* [Do this]
Repeat each line of the material exactly.

* [Records to use]
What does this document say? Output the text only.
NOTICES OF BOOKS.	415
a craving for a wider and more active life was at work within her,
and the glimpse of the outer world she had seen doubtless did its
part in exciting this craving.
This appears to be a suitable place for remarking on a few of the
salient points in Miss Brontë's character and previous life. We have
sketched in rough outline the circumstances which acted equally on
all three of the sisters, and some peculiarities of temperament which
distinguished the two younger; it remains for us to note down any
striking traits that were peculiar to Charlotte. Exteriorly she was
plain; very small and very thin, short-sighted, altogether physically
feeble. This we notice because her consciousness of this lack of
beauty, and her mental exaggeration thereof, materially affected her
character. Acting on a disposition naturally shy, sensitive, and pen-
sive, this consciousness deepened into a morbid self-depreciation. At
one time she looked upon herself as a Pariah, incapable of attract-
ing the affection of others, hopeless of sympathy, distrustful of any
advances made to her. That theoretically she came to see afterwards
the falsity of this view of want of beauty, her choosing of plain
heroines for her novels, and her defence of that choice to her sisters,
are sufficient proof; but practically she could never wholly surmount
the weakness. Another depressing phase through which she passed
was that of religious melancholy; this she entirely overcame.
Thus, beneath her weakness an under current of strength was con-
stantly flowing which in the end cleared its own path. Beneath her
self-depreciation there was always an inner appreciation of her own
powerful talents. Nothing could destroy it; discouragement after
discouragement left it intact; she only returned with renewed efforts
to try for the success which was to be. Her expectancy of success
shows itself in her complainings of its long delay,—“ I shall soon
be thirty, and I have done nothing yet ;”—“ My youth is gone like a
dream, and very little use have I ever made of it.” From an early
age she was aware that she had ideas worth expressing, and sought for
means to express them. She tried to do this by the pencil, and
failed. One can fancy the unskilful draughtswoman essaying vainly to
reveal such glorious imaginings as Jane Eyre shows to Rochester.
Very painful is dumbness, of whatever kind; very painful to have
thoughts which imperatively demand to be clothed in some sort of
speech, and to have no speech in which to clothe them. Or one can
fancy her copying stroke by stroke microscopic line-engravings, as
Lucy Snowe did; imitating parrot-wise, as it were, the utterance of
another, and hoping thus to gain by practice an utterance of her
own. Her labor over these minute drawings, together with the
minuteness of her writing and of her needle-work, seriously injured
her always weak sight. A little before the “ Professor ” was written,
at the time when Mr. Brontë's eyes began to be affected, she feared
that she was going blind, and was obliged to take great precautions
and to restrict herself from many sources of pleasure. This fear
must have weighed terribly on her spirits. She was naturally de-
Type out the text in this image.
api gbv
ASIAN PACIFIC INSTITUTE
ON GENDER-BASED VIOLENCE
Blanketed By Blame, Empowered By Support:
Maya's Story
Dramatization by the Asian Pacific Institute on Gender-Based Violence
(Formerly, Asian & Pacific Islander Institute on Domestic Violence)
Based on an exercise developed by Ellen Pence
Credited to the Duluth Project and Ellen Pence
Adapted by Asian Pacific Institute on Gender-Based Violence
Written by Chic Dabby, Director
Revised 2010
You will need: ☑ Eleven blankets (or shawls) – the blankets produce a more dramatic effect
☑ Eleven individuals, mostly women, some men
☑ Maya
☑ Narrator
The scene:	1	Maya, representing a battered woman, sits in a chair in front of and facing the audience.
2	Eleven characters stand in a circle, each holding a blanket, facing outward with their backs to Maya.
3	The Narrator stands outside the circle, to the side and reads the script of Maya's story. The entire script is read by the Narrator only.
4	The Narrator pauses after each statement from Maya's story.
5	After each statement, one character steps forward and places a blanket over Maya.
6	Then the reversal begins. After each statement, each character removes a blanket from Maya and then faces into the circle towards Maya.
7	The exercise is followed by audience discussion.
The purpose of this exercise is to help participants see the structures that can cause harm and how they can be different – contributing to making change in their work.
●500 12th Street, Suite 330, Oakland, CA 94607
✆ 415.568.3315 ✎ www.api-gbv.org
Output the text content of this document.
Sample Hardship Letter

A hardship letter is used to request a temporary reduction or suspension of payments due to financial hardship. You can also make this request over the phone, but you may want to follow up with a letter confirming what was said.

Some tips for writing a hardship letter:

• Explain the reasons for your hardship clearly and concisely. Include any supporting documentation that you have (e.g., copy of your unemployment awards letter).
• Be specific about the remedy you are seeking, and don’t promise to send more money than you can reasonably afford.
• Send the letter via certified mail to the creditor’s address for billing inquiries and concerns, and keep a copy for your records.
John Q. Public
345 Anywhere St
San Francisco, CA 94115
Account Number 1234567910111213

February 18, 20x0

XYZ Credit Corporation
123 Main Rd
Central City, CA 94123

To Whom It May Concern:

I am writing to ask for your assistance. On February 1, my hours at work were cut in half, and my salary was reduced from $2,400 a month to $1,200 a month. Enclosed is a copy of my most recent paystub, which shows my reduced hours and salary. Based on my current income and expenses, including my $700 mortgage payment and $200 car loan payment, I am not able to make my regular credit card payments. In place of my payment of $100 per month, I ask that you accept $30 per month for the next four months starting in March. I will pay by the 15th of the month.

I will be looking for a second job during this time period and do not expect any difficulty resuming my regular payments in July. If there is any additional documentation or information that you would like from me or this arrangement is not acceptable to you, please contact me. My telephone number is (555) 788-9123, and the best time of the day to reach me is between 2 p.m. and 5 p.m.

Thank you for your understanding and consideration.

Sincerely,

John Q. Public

* [Complete response]
What does this document say? Output the text only.
NOTICES OF BOOKS.	415
a craving for a wider and more active life was at work within her,
and the glimpse of the outer world she had seen doubtless did its
part in exciting this craving.
This appears to be a suitable place for remarking on a few of the
salient points in Miss Brontë's character and previous life. We have
sketched in rough outline the circumstances which acted equally on
all three of the sisters, and some peculiarities of temperament which
distinguished the two younger; it remains for us to note down any
striking traits that were peculiar to Charlotte. Exteriorly she was
plain; very small and very thin, short-sighted, altogether physically
feeble. This we notice because her consciousness of this lack of
beauty, and her mental exaggeration thereof, materially affected her
character. Acting on a disposition naturally shy, sensitive, and pen-
sive, this consciousness deepened into a morbid self-depreciation. At
one time she looked upon herself as a Pariah, incapable of attract-
ing the affection of others, hopeless of sympathy, distrustful of any
advances made to her. That theoretically she came to see afterwards
the falsity of this view of want of beauty, her choosing of plain
heroines for her novels, and her defence of that choice to her sisters,
are sufficient proof; but practically she could never wholly surmount
the weakness. Another depressing phase through which she passed
was that of religious melancholy; this she entirely overcame.
Thus, beneath her weakness an under current of strength was con-
stantly flowing which in the end cleared its own path. Beneath her
self-depreciation there was always an inner appreciation of her own
powerful talents. Nothing could destroy it; discouragement after
discouragement left it intact; she only returned with renewed efforts
to try for the success which was to be. Her expectancy of success
shows itself in her complainings of its long delay,—“ I shall soon
be thirty, and I have done nothing yet ;”—“ My youth is gone like a
dream, and very little use have I ever made of it.” From an early
age she was aware that she had ideas worth expressing, and sought for
means to express them. She tried to do this by the pencil, and
failed. One can fancy the unskilful draughtswoman essaying vainly to
reveal such glorious imaginings as Jane Eyre shows to Rochester.
Very painful is dumbness, of whatever kind; very painful to have
thoughts which imperatively demand to be clothed in some sort of
speech, and to have no speech in which to clothe them. Or one can
fancy her copying stroke by stroke microscopic line-engravings, as
Lucy Snowe did; imitating parrot-wise, as it were, the utterance of
another, and hoping thus to gain by practice an utterance of her
own. Her labor over these minute drawings, together with the
minuteness of her writing and of her needle-work, seriously injured
her always weak sight. A little before the “ Professor ” was written,
at the time when Mr. Brontë's eyes began to be affected, she feared
that she was going blind, and was obliged to take great precautions
and to restrict herself from many sources of pleasure. This fear
must have weighed terribly on her spirits. She was naturally de-
Type out the text in this image.
api gbv
ASIAN PACIFIC INSTITUTE
ON GENDER-BASED VIOLENCE
Blanketed By Blame, Empowered By Support:
Maya's Story
Dramatization by the Asian Pacific Institute on Gender-Based Violence
(Formerly, Asian & Pacific Islander Institute on Domestic Violence)
Based on an exercise developed by Ellen Pence
Credited to the Duluth Project and Ellen Pence
Adapted by Asian Pacific Institute on Gender-Based Violence
Written by Chic Dabby, Director
Revised 2010
You will need: ☑ Eleven blankets (or shawls) – the blankets produce a more dramatic effect
☑ Eleven individuals, mostly women, some men
☑ Maya
☑ Narrator
The scene:	1	Maya, representing a battered woman, sits in a chair in front of and facing the audience.
2	Eleven characters stand in a circle, each holding a blanket, facing outward with their backs to Maya.
3	The Narrator stands outside the circle, to the side and reads the script of Maya's story. The entire script is read by the Narrator only.
4	The Narrator pauses after each statement from Maya's story.
5	After each statement, one character steps forward and places a blanket over Maya.
6	Then the reversal begins. After each statement, each character removes a blanket from Maya and then faces into the circle towards Maya.
7	The exercise is followed by audience discussion.
The purpose of this exercise is to help participants see the structures that can cause harm and how they can be different – contributing to making change in their work.
●500 12th Street, Suite 330, Oakland, CA 94607
✆ 415.568.3315 ✎ www.api-gbv.org
Output the text content of this document.
Sample Hardship Letter

A hardship letter is used to request a temporary reduction or suspension of payments due to financial hardship. You can also make this request over the phone, but you may want to follow up with a letter confirming what was said.

Some tips for writing a hardship letter:

• Explain the reasons for your hardship clearly and concisely. Include any supporting documentation that you have (e.g., copy of your unemployment awards letter).
• Be specific about the remedy you are seeking, and don’t promise to send more money than you can reasonably afford.
• Send the letter via certified mail to the creditor’s address for billing inquiries and concerns, and keep a copy for your records.
John Q. Public
345 Anywhere St
San Francisco, CA 94115
Account Number 1234567910111213

February 18, 20x0

XYZ Credit Corporation
123 Main Rd
Central City, CA 94123

To Whom It May Concern:

I am writing to ask for your assistance. On February 1, my hours at work were cut in half, and my salary was reduced from $2,400 a month to $1,200 a month. Enclosed is a copy of my most recent paystub, which shows my reduced hours and salary. Based on my current income and expenses, including my $700 mortgage payment and $200 car loan payment, I am not able to make my regular credit card payments. In place of my payment of $100 per month, I ask that you accept $30 per month for the next four months starting in March. I will pay by the 15th of the month.

I will be looking for a second job during this time period and do not expect any difficulty resuming my regular payments in July. If there is any additional documentation or information that you would like from me or this arrangement is not acceptable to you, please contact me. My telephone number is (555) 788-9123, and the best time of the day to reach me is between 2 p.m. and 5 p.m.

Thank you for your understanding and consideration.

Sincerely,

John Q. Public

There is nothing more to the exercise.